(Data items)
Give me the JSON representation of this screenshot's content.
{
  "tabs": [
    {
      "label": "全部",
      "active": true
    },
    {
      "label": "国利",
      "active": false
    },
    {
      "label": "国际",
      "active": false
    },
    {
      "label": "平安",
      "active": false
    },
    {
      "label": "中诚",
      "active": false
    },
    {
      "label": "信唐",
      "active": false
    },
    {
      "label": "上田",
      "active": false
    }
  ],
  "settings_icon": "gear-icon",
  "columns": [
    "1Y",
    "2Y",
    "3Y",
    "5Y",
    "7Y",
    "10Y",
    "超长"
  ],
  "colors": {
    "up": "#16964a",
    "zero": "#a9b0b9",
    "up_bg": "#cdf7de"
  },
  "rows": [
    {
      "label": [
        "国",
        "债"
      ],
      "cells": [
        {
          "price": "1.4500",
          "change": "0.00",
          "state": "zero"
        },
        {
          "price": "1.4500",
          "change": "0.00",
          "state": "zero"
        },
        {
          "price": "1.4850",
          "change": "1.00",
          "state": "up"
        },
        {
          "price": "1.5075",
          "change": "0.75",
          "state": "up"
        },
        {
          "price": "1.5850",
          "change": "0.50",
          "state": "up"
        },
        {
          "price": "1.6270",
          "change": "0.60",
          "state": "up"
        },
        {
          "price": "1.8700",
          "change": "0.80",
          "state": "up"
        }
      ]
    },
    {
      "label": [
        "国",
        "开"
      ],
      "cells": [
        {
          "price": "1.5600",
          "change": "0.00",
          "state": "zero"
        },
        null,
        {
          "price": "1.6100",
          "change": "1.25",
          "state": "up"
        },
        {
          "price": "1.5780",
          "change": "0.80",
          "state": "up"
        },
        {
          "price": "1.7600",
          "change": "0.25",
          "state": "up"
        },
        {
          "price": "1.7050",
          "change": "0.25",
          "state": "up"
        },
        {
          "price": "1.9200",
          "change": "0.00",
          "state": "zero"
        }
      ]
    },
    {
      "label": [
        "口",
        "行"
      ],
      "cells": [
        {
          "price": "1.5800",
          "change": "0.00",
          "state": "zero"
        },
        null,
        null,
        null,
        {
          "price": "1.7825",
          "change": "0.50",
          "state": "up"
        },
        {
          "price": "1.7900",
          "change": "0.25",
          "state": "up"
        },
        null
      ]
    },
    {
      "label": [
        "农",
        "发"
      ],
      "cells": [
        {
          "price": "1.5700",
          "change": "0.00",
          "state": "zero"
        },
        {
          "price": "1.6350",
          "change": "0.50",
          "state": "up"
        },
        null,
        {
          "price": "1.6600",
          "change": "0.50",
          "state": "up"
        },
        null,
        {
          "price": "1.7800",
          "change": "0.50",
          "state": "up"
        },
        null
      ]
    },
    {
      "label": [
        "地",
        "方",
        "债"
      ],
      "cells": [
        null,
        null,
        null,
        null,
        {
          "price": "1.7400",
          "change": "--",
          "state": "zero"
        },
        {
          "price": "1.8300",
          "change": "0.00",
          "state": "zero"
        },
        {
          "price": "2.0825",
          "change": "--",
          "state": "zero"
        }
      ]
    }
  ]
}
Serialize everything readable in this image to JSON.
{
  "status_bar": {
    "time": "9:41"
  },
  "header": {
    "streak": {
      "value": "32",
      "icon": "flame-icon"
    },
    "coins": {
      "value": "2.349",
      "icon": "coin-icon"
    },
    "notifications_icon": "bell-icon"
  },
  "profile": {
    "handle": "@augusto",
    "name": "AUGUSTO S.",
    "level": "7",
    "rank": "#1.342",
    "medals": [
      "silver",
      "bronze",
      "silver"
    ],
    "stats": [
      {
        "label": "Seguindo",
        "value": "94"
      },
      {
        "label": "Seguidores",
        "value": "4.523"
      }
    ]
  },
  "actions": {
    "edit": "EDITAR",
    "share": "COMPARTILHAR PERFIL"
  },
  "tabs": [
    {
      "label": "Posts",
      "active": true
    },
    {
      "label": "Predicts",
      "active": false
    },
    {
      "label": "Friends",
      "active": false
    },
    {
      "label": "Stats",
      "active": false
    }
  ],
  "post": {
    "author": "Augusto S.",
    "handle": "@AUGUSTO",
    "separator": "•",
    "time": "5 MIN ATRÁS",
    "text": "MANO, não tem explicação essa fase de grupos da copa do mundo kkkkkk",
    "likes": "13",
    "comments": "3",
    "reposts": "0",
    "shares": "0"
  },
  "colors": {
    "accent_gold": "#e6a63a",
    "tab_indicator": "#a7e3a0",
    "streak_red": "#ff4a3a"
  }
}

- _REQUIREMENTS_: How many lines of the listing include the string "icon"? Answer with the number alone.

- _FINISHED TASK_: 4